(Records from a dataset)
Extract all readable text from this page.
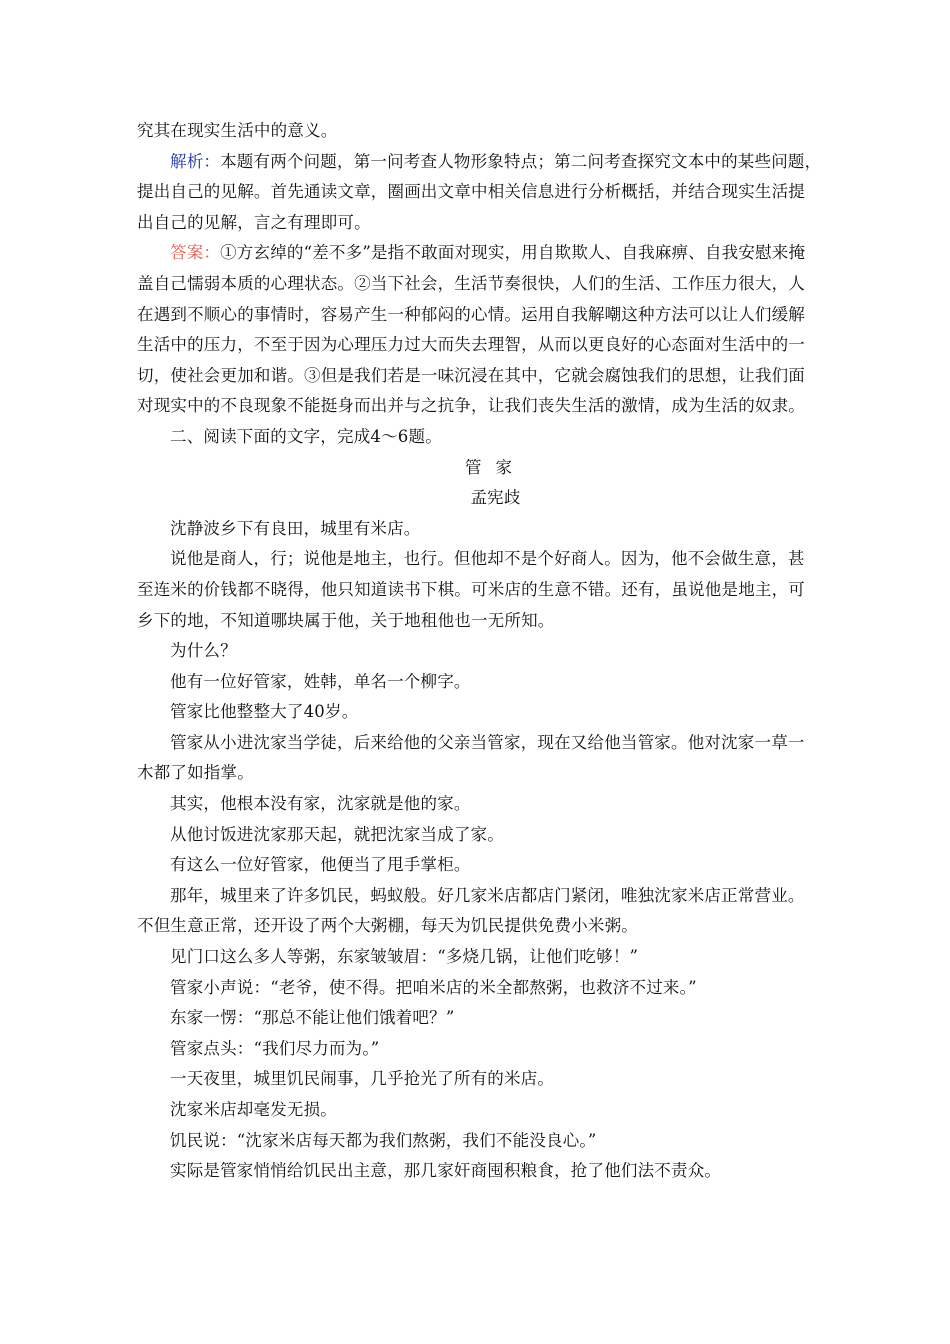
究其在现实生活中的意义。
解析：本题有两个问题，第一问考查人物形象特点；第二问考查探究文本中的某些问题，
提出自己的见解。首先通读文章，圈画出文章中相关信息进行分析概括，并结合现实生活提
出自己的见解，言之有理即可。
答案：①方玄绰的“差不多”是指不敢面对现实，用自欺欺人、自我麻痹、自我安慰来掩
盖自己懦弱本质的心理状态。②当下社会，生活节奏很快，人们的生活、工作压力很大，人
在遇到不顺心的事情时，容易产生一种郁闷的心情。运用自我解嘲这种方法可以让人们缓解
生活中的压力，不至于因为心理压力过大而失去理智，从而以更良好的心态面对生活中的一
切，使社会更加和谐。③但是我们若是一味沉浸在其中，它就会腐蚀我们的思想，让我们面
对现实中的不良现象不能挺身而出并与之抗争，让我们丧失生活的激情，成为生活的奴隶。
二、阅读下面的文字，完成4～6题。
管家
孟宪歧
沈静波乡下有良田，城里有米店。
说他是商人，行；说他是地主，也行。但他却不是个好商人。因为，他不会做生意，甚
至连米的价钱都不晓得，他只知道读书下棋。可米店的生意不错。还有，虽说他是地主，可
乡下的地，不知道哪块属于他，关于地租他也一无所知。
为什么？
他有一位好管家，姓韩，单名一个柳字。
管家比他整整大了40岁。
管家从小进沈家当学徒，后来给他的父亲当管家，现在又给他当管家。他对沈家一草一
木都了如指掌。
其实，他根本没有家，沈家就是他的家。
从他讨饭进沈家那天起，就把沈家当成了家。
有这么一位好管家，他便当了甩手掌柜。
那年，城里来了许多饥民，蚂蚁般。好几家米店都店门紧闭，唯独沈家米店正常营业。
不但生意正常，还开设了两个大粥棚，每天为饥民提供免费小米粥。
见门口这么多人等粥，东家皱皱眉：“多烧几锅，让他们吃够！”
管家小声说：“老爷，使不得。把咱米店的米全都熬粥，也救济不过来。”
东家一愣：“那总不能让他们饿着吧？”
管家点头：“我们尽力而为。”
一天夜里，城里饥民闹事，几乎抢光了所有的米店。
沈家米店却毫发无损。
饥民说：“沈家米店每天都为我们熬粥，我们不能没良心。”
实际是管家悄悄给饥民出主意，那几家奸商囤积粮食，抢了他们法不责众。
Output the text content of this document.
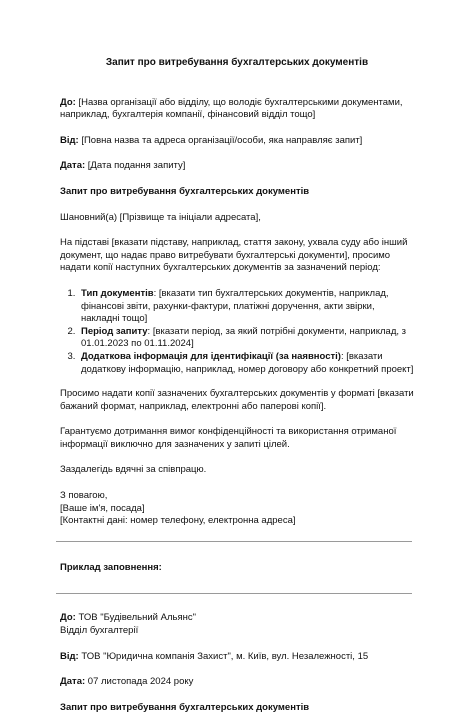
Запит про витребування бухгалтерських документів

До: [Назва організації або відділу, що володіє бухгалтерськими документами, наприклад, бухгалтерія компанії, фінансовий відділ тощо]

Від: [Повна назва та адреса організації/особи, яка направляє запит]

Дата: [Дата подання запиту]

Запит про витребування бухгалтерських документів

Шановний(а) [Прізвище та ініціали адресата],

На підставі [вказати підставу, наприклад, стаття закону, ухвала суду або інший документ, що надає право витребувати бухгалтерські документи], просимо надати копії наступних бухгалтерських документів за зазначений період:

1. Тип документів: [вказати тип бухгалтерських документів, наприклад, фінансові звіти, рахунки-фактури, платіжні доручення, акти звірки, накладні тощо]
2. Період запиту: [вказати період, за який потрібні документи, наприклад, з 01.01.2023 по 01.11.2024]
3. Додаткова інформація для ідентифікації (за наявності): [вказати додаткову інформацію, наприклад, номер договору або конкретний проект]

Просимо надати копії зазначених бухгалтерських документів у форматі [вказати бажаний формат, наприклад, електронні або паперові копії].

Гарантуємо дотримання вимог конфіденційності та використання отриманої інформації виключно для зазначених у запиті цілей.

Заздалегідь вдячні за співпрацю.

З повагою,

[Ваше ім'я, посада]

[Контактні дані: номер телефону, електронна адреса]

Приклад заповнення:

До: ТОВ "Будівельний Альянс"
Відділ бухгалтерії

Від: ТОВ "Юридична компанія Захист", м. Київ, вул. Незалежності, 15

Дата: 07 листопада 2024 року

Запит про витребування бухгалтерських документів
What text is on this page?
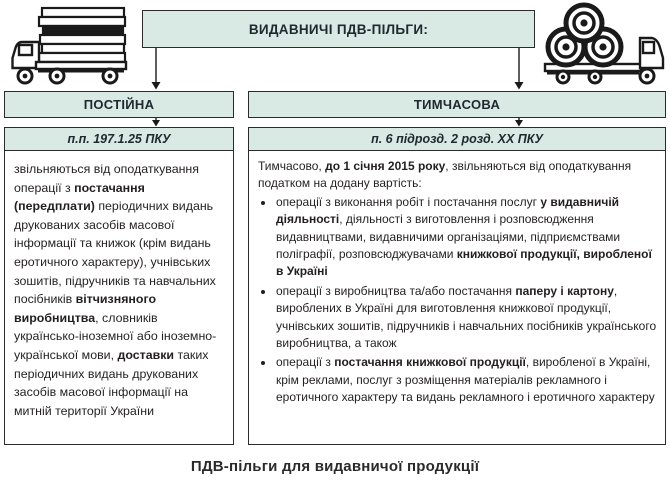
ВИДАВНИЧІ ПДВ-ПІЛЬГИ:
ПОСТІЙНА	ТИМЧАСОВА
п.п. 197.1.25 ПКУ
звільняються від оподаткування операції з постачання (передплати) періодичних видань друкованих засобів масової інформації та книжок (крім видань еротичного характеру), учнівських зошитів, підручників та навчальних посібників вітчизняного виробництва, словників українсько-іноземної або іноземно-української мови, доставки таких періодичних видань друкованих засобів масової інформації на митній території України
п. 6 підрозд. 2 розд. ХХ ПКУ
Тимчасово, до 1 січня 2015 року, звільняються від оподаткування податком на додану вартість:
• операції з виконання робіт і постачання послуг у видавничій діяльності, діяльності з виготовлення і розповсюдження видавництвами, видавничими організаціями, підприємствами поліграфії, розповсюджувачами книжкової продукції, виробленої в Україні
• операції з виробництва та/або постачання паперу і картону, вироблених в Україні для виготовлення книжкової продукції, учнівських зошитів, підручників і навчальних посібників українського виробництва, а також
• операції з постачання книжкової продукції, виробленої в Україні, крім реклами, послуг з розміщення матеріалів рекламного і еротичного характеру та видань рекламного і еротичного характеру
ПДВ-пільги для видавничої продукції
...
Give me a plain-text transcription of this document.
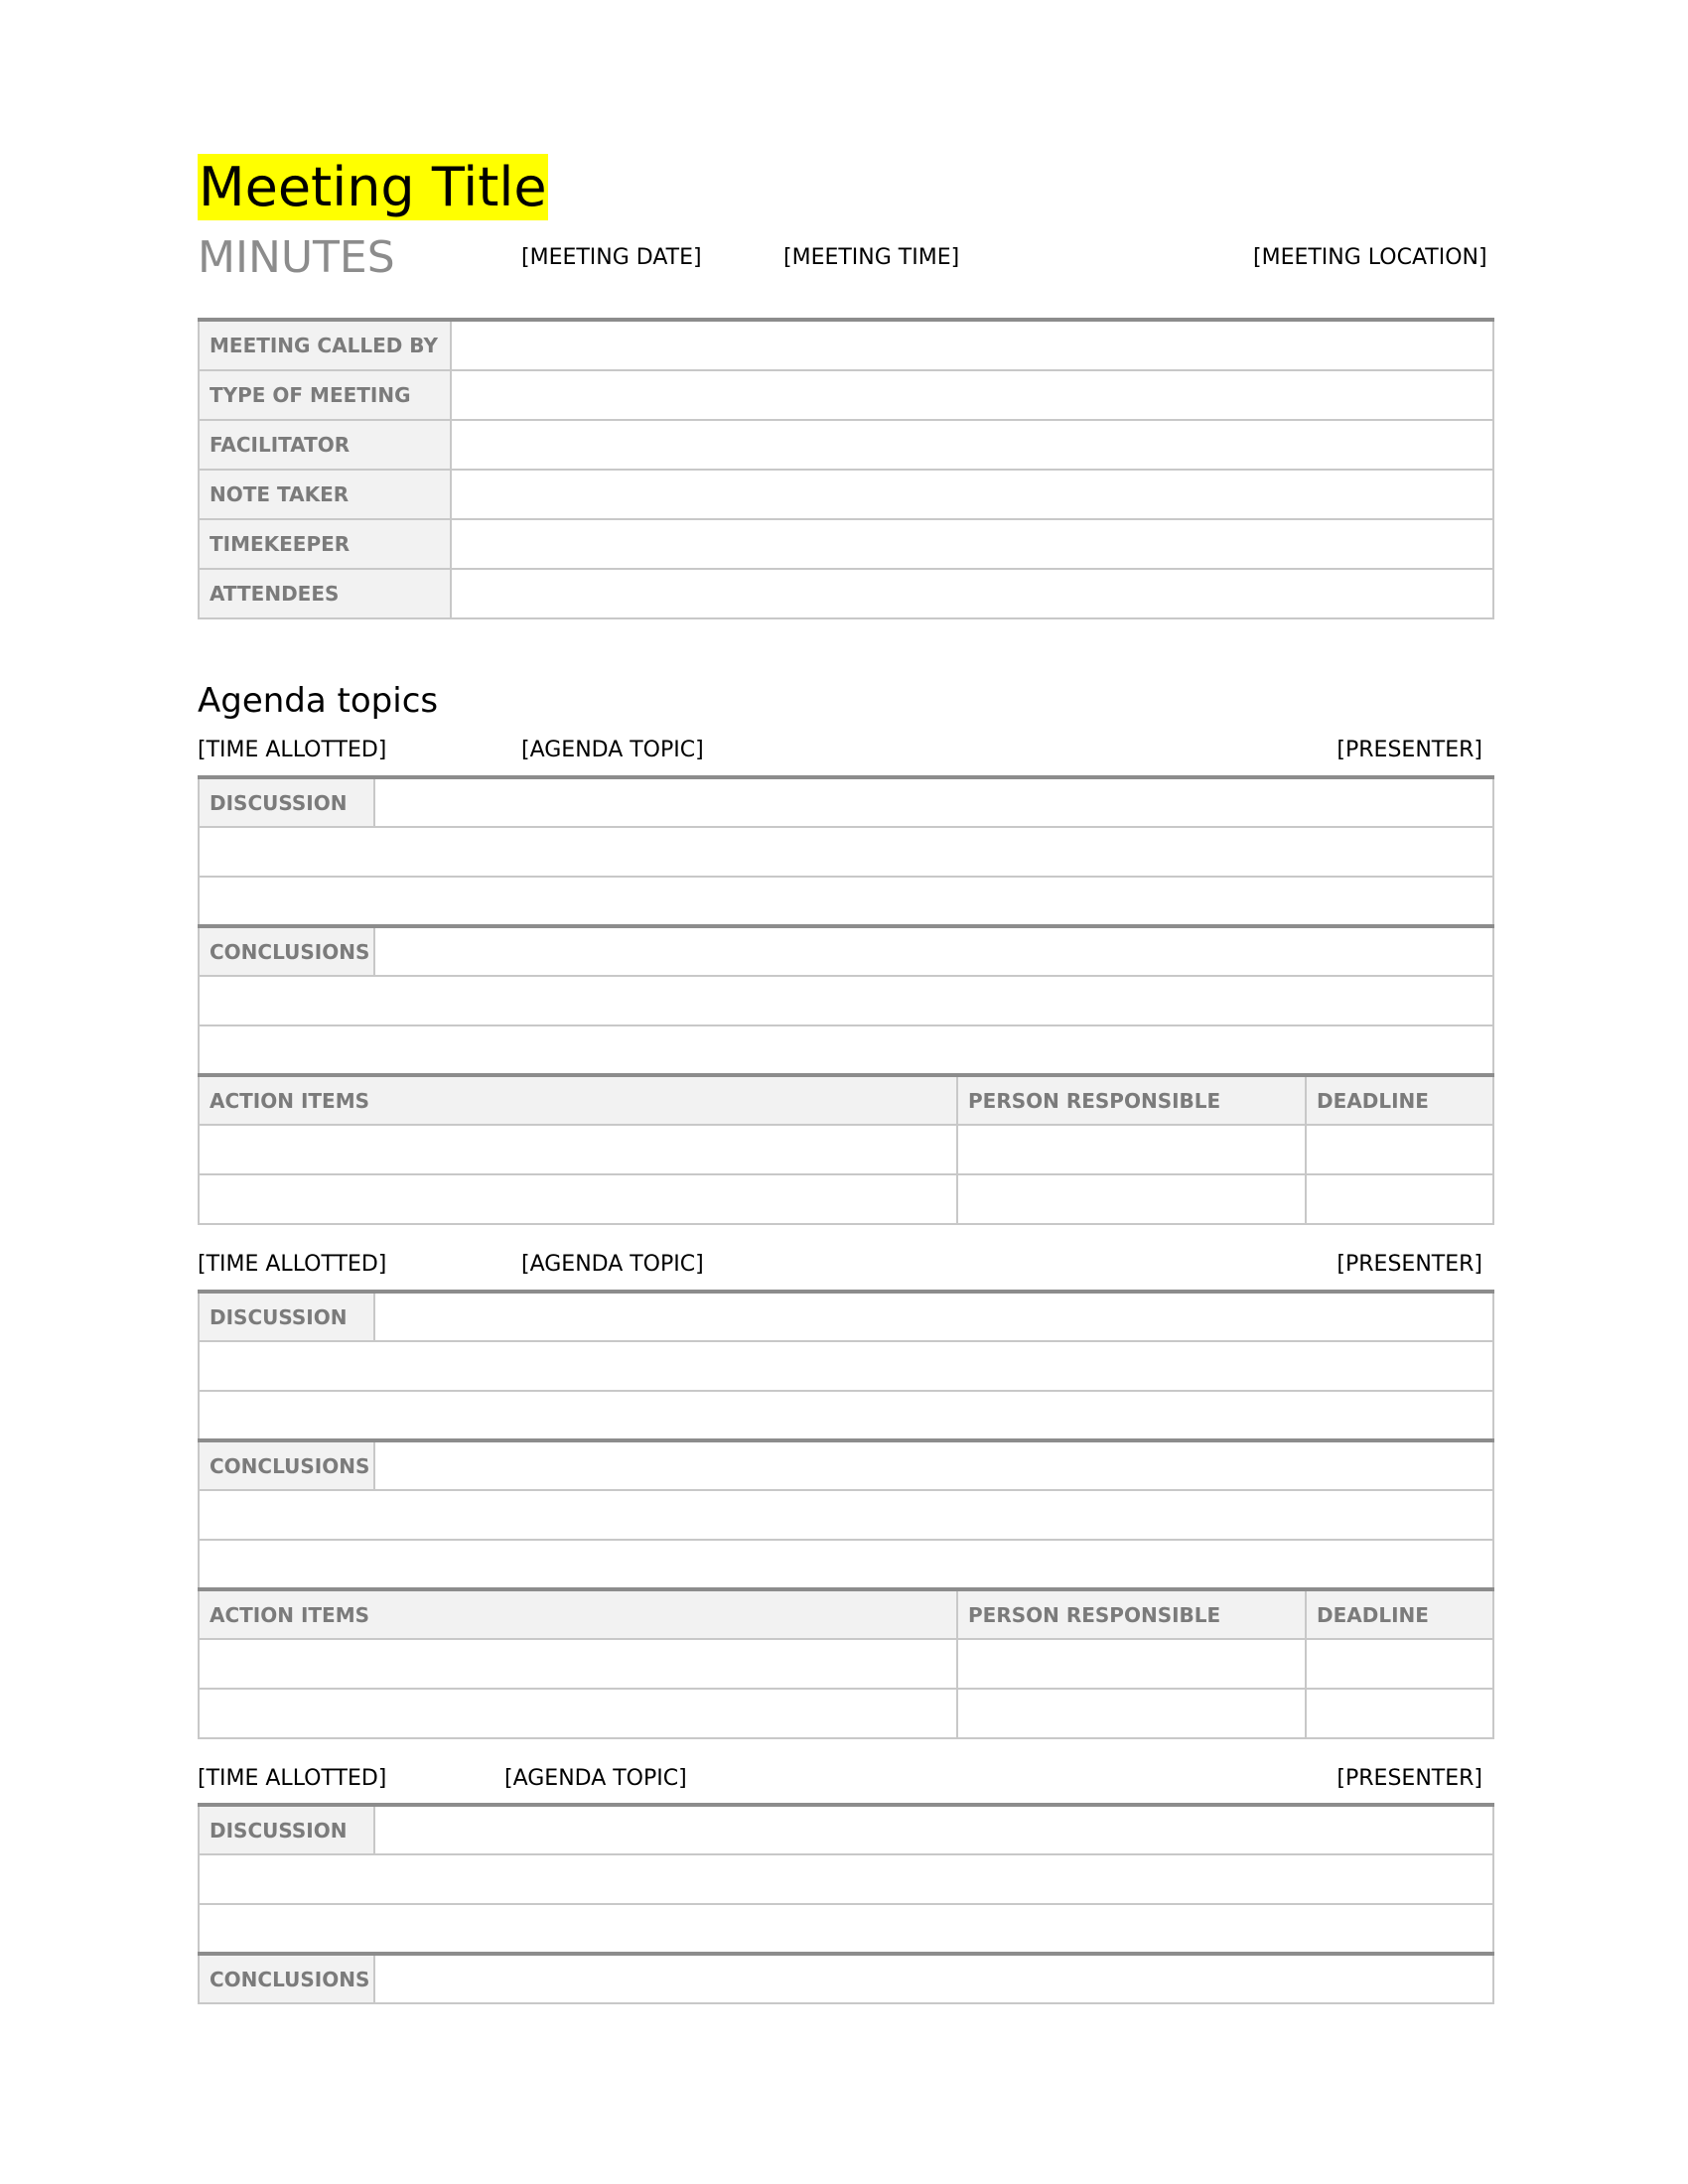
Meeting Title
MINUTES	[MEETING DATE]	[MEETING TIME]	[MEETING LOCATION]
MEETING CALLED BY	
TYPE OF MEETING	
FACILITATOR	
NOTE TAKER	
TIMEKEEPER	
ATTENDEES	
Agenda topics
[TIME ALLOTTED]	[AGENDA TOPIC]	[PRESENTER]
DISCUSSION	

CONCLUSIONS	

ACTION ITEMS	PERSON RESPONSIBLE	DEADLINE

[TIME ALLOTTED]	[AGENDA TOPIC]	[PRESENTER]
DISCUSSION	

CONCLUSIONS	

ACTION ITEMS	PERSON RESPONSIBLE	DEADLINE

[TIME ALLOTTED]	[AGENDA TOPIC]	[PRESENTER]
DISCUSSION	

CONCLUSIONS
...
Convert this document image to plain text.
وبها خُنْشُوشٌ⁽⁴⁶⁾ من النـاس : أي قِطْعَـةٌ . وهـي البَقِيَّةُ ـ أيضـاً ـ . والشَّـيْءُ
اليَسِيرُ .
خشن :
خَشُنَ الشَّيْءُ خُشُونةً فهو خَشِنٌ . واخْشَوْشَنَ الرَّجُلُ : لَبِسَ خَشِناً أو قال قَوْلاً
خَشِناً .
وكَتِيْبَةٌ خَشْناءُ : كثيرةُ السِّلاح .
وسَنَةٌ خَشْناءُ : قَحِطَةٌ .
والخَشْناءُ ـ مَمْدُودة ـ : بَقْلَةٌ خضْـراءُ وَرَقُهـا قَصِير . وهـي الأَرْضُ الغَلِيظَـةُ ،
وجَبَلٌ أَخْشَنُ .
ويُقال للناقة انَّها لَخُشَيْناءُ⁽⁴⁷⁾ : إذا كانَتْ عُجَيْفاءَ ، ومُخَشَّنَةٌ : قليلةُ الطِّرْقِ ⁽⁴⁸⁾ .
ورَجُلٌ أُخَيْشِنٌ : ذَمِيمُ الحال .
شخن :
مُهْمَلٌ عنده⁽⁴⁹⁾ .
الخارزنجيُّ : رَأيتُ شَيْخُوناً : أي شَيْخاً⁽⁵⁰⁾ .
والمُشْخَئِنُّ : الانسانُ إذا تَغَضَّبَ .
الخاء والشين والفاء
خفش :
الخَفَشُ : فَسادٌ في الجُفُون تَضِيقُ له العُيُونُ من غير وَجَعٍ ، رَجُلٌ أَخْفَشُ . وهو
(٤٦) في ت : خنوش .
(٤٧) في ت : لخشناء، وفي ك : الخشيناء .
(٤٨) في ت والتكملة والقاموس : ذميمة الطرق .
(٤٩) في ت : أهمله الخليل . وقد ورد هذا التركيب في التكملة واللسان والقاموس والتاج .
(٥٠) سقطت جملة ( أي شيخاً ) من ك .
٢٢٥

Given request
Only a number is needed: how many lines of the material above contain "надати"?

Solution
2